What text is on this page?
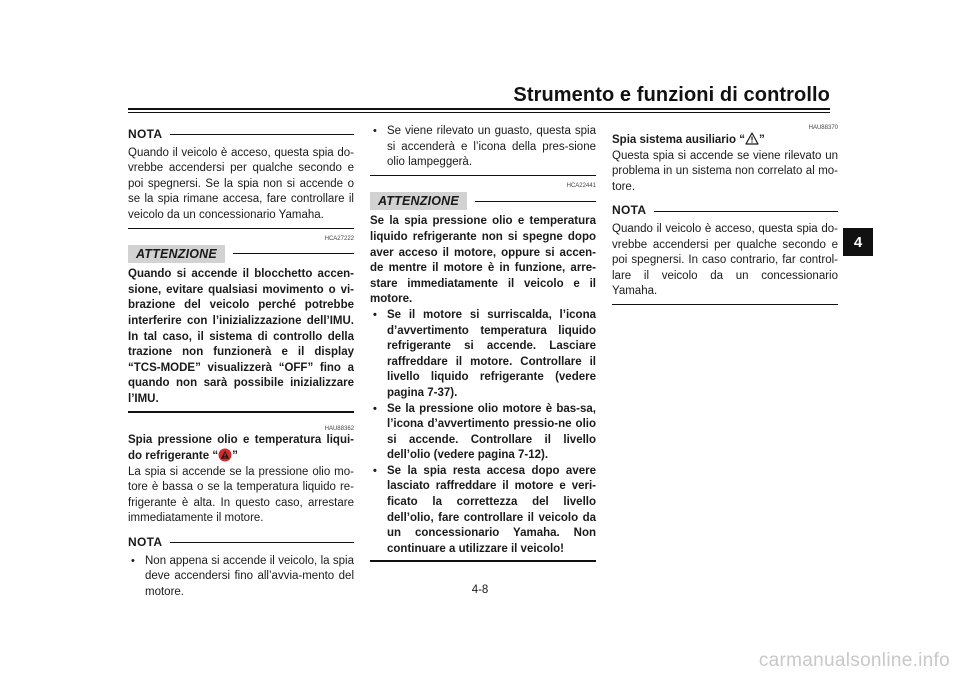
Strumento e funzioni di controllo
4
NOTA

Quando il veicolo è acceso, questa spia do-vrebbe accendersi per qualche secondo e poi spegnersi. Se la spia non si accende o se la spia rimane accesa, fare controllare il veicolo da un concessionario Yamaha.

HCA27222

ATTENZIONE

Quando si accende il blocchetto accen-sione, evitare qualsiasi movimento o vi-brazione del veicolo perché potrebbe interferire con l’inizializzazione dell’IMU. In tal caso, il sistema di controllo della trazione non funzionerà e il display “TCS-MODE” visualizzerà “OFF” fino a quando non sarà possibile inizializzare l’IMU.

HAU88362

Spia pressione olio e temperatura liqui-do refrigerante “ ”

La spia si accende se la pressione olio mo-tore è bassa o se la temperatura liquido re-frigerante è alta. In questo caso, arrestare immediatamente il motore.

NOTA
• Non appena si accende il veicolo, la spia deve accendersi fino all’avvia-mento del motore.
• Se viene rilevato un guasto, questa spia si accenderà e l’icona della pres-sione olio lampeggerà.

HCA22441

ATTENZIONE

Se la spia pressione olio e temperatura liquido refrigerante non si spegne dopo aver acceso il motore, oppure si accen-de mentre il motore è in funzione, arre-stare immediatamente il veicolo e il motore.

• Se il motore si surriscalda, l’icona d’avvertimento temperatura liquido refrigerante si accende. Lasciare raffreddare il motore. Controllare il livello liquido refrigerante (vedere pagina 7-37).
• Se la pressione olio motore è bas-sa, l’icona d’avvertimento pressio-ne olio si accende. Controllare il livello dell’olio (vedere pagina 7-12).
• Se la spia resta accesa dopo avere lasciato raffreddare il motore e veri-ficato la correttezza del livello dell’olio, fare controllare il veicolo da un concessionario Yamaha. Non continuare a utilizzare il veicolo!

HAU88370

Spia sistema ausiliario “ ”

Questa spia si accende se viene rilevato un problema in un sistema non correlato al mo-tore.

NOTA

Quando il veicolo è acceso, questa spia do-vrebbe accendersi per qualche secondo e poi spegnersi. In caso contrario, far control-lare il veicolo da un concessionario Yamaha.

4-8
carmanualsonline.info
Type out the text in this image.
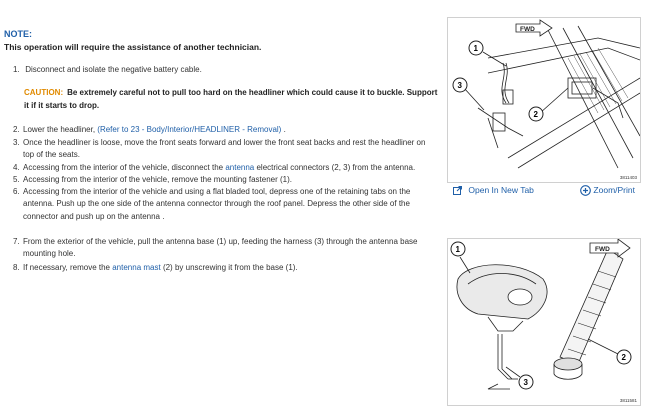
NOTE:
This operation will require the assistance of another technician.
1. Disconnect and isolate the negative battery cable.
CAUTION: Be extremely careful not to pull too hard on the headliner which could cause it to buckle. Support it if it starts to drop.
2. Lower the headliner, (Refer to 23 - Body/Interior/HEADLINER - Removal) .
3. Once the headliner is loose, move the front seats forward and lower the front seat backs and rest the headliner on
top of the seats.
4. Accessing from the interior of the vehicle, disconnect the antenna electrical connectors (2, 3) from the antenna.
5. Accessing from the interior of the vehicle, remove the mounting fastener (1).
6. Accessing from the interior of the vehicle and using a flat bladed tool, depress one of the retaining tabs on the
antenna. Push up the one side of the antenna connector through the roof panel. Depress the other side of the
connector and push up on the antenna .
7. From the exterior of the vehicle, pull the antenna base (1) up, feeding the harness (3) through the antenna base
mounting hole.
8. If necessary, remove the antenna mast (2) by unscrewing it from the base (1).
FWD
1
3
2
3811403
Open In New Tab	Zoom/Print
FWD
1
2
3
3811581
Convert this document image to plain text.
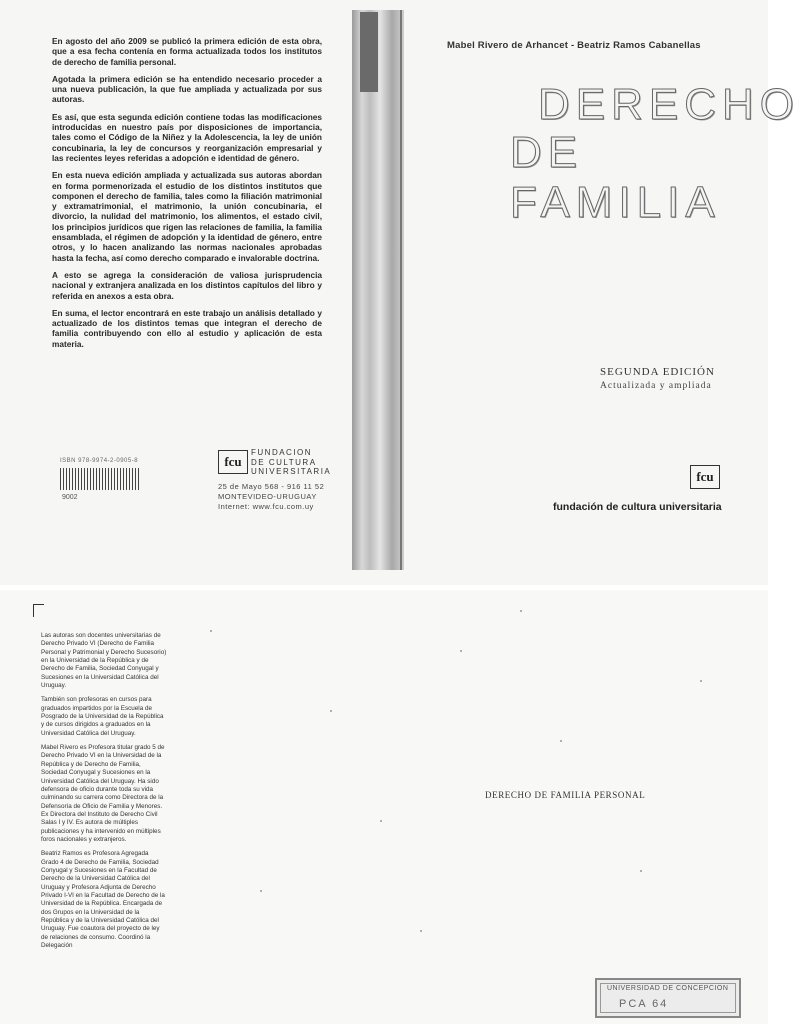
En agosto del año 2009 se publicó la primera edición de esta obra, que a esa fecha contenía en forma actualizada todos los institutos de derecho de familia personal.

Agotada la primera edición se ha entendido necesario proceder a una nueva publicación, la que fue ampliada y actualizada por sus autoras.

Es así, que esta segunda edición contiene todas las modificaciones introducidas en nuestro país por disposiciones de importancia, tales como el Código de la Niñez y la Adolescencia, la ley de unión concubinaria, la ley de concursos y reorganización empresarial y las recientes leyes referidas a adopción e identidad de género.

En esta nueva edición ampliada y actualizada sus autoras abordan en forma pormenorizada el estudio de los distintos institutos que componen el derecho de familia, tales como la filiación matrimonial y extramatrimonial, el matrimonio, la unión concubinaria, el divorcio, la nulidad del matrimonio, los alimentos, el estado civil, los principios jurídicos que rigen las relaciones de familia, la familia ensamblada, el régimen de adopción y la identidad de género, entre otros, y lo hacen analizando las normas nacionales aprobadas hasta la fecha, así como derecho comparado e invalorable doctrina.

A esto se agrega la consideración de valiosa jurisprudencia nacional y extranjera analizada en los distintos capítulos del libro y referida en anexos a esta obra.

En suma, el lector encontrará en este trabajo un análisis detallado y actualizado de los distintos temas que integran el derecho de familia contribuyendo con ello al estudio y aplicación de esta materia.

ISBN 978-9974-2-0905-8
9002
fcu
FUNDACION
DE CULTURA
UNIVERSITARIA
25 de Mayo 568 - 916 11 52
MONTEVIDEO-URUGUAY
Internet: www.fcu.com.uy
Mabel Rivero de Arhancet - Beatriz Ramos Cabanellas
DERECHO
DE FAMILIA
SEGUNDA EDICIÓN
Actualizada y ampliada
fcu
fundación de cultura universitaria

Las autoras son docentes universitarias de Derecho Privado VI (Derecho de Familia Personal y Patrimonial y Derecho Sucesorio) en la Universidad de la República y de Derecho de Familia, Sociedad Conyugal y Sucesiones en la Universidad Católica del Uruguay.

También son profesoras en cursos para graduados impartidos por la Escuela de Posgrado de la Universidad de la República y de cursos dirigidos a graduados en la Universidad Católica del Uruguay.

Mabel Rivero es Profesora titular grado 5 de Derecho Privado VI en la Universidad de la República y de Derecho de Familia, Sociedad Conyugal y Sucesiones en la Universidad Católica del Uruguay. Ha sido defensora de oficio durante toda su vida culminando su carrera como Directora de la Defensoría de Oficio de Familia y Menores. Ex Directora del Instituto de Derecho Civil Salas I y IV. Es autora de múltiples publicaciones y ha intervenido en múltiples foros nacionales y extranjeros.

Beatriz Ramos es Profesora Agregada Grado 4 de Derecho de Familia, Sociedad Conyugal y Sucesiones en la Facultad de Derecho de la Universidad Católica del Uruguay y Profesora Adjunta de Derecho Privado I-VI en la Facultad de Derecho de la Universidad de la República. Encargada de dos Grupos en la Universidad de la República y de la Universidad Católica del Uruguay. Fue coautora del proyecto de ley de relaciones de consumo. Coordinó la Delegación

DERECHO DE FAMILIA PERSONAL
UNIVERSIDAD DE CONCEPCION
PCA 64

━━━━━━━━━━

▶ INSTRUCTIONS FOR THE TASK:
Return all of the entries exactly as written, but drop any pictures they hold.

▶ SOLUTION TO THE PROBLEM:
What text is on this page?
Strumento e funzioni di controllo
4
NOTA

Quando il veicolo è acceso, questa spia do-vrebbe accendersi per qualche secondo e poi spegnersi. Se la spia non si accende o se la spia rimane accesa, fare controllare il veicolo da un concessionario Yamaha.

HCA27222

ATTENZIONE

Quando si accende il blocchetto accen-sione, evitare qualsiasi movimento o vi-brazione del veicolo perché potrebbe interferire con l’inizializzazione dell’IMU. In tal caso, il sistema di controllo della trazione non funzionerà e il display “TCS-MODE” visualizzerà “OFF” fino a quando non sarà possibile inizializzare l’IMU.

HAU88362

Spia pressione olio e temperatura liqui-do refrigerante “ ”

La spia si accende se la pressione olio mo-tore è bassa o se la temperatura liquido re-frigerante è alta. In questo caso, arrestare immediatamente il motore.

NOTA
• Non appena si accende il veicolo, la spia deve accendersi fino all’avvia-mento del motore.
• Se viene rilevato un guasto, questa spia si accenderà e l’icona della pres-sione olio lampeggerà.

HCA22441

ATTENZIONE

Se la spia pressione olio e temperatura liquido refrigerante non si spegne dopo aver acceso il motore, oppure si accen-de mentre il motore è in funzione, arre-stare immediatamente il veicolo e il motore.

• Se il motore si surriscalda, l’icona d’avvertimento temperatura liquido refrigerante si accende. Lasciare raffreddare il motore. Controllare il livello liquido refrigerante (vedere pagina 7-37).
• Se la pressione olio motore è bas-sa, l’icona d’avvertimento pressio-ne olio si accende. Controllare il livello dell’olio (vedere pagina 7-12).
• Se la spia resta accesa dopo avere lasciato raffreddare il motore e veri-ficato la correttezza del livello dell’olio, fare controllare il veicolo da un concessionario Yamaha. Non continuare a utilizzare il veicolo!

HAU88370

Spia sistema ausiliario “ ”

Questa spia si accende se viene rilevato un problema in un sistema non correlato al mo-tore.

NOTA

Quando il veicolo è acceso, questa spia do-vrebbe accendersi per qualche secondo e poi spegnersi. In caso contrario, far control-lare il veicolo da un concessionario Yamaha.

4-8
carmanualsonline.info
Type out the text in this image.
NOTE:
This operation will require the assistance of another technician.
1. Disconnect and isolate the negative battery cable.
CAUTION: Be extremely careful not to pull too hard on the headliner which could cause it to buckle. Support it if it starts to drop.
2. Lower the headliner, (Refer to 23 - Body/Interior/HEADLINER - Removal) .
3. Once the headliner is loose, move the front seats forward and lower the front seat backs and rest the headliner on
top of the seats.
4. Accessing from the interior of the vehicle, disconnect the antenna electrical connectors (2, 3) from the antenna.
5. Accessing from the interior of the vehicle, remove the mounting fastener (1).
6. Accessing from the interior of the vehicle and using a flat bladed tool, depress one of the retaining tabs on the
antenna. Push up the one side of the antenna connector through the roof panel. Depress the other side of the
connector and push up on the antenna .
7. From the exterior of the vehicle, pull the antenna base (1) up, feeding the harness (3) through the antenna base
mounting hole.
8. If necessary, remove the antenna mast (2) by unscrewing it from the base (1).
FWD
1
3
2
3811403
Open In New Tab	Zoom/Print
FWD
1
2
3
3811581
Convert this document image to plain text.
En agosto del año 2009 se publicó la primera edición de esta obra, que a esa fecha contenía en forma actualizada todos los institutos de derecho de familia personal.

Agotada la primera edición se ha entendido necesario proceder a una nueva publicación, la que fue ampliada y actualizada por sus autoras.

Es así, que esta segunda edición contiene todas las modificaciones introducidas en nuestro país por disposiciones de importancia, tales como el Código de la Niñez y la Adolescencia, la ley de unión concubinaria, la ley de concursos y reorganización empresarial y las recientes leyes referidas a adopción e identidad de género.

En esta nueva edición ampliada y actualizada sus autoras abordan en forma pormenorizada el estudio de los distintos institutos que componen el derecho de familia, tales como la filiación matrimonial y extramatrimonial, el matrimonio, la unión concubinaria, el divorcio, la nulidad del matrimonio, los alimentos, el estado civil, los principios jurídicos que rigen las relaciones de familia, la familia ensamblada, el régimen de adopción y la identidad de género, entre otros, y lo hacen analizando las normas nacionales aprobadas hasta la fecha, así como derecho comparado e invalorable doctrina.

A esto se agrega la consideración de valiosa jurisprudencia nacional y extranjera analizada en los distintos capítulos del libro y referida en anexos a esta obra.

En suma, el lector encontrará en este trabajo un análisis detallado y actualizado de los distintos temas que integran el derecho de familia contribuyendo con ello al estudio y aplicación de esta materia.

ISBN 978-9974-2-0905-8
9002
fcu
FUNDACION
DE CULTURA
UNIVERSITARIA
25 de Mayo 568 - 916 11 52
MONTEVIDEO-URUGUAY
Internet: www.fcu.com.uy
Mabel Rivero de Arhancet - Beatriz Ramos Cabanellas
DERECHO
DE FAMILIA
SEGUNDA EDICIÓN
Actualizada y ampliada
fcu
fundación de cultura universitaria

Las autoras son docentes universitarias de Derecho Privado VI (Derecho de Familia Personal y Patrimonial y Derecho Sucesorio) en la Universidad de la República y de Derecho de Familia, Sociedad Conyugal y Sucesiones en la Universidad Católica del Uruguay.

También son profesoras en cursos para graduados impartidos por la Escuela de Posgrado de la Universidad de la República y de cursos dirigidos a graduados en la Universidad Católica del Uruguay.

Mabel Rivero es Profesora titular grado 5 de Derecho Privado VI en la Universidad de la República y de Derecho de Familia, Sociedad Conyugal y Sucesiones en la Universidad Católica del Uruguay. Ha sido defensora de oficio durante toda su vida culminando su carrera como Directora de la Defensoría de Oficio de Familia y Menores. Ex Directora del Instituto de Derecho Civil Salas I y IV. Es autora de múltiples publicaciones y ha intervenido en múltiples foros nacionales y extranjeros.

Beatriz Ramos es Profesora Agregada Grado 4 de Derecho de Familia, Sociedad Conyugal y Sucesiones en la Facultad de Derecho de la Universidad Católica del Uruguay y Profesora Adjunta de Derecho Privado I-VI en la Facultad de Derecho de la Universidad de la República. Encargada de dos Grupos en la Universidad de la República y de la Universidad Católica del Uruguay. Fue coautora del proyecto de ley de relaciones de consumo. Coordinó la Delegación

DERECHO DE FAMILIA PERSONAL
UNIVERSIDAD DE CONCEPCION
PCA 64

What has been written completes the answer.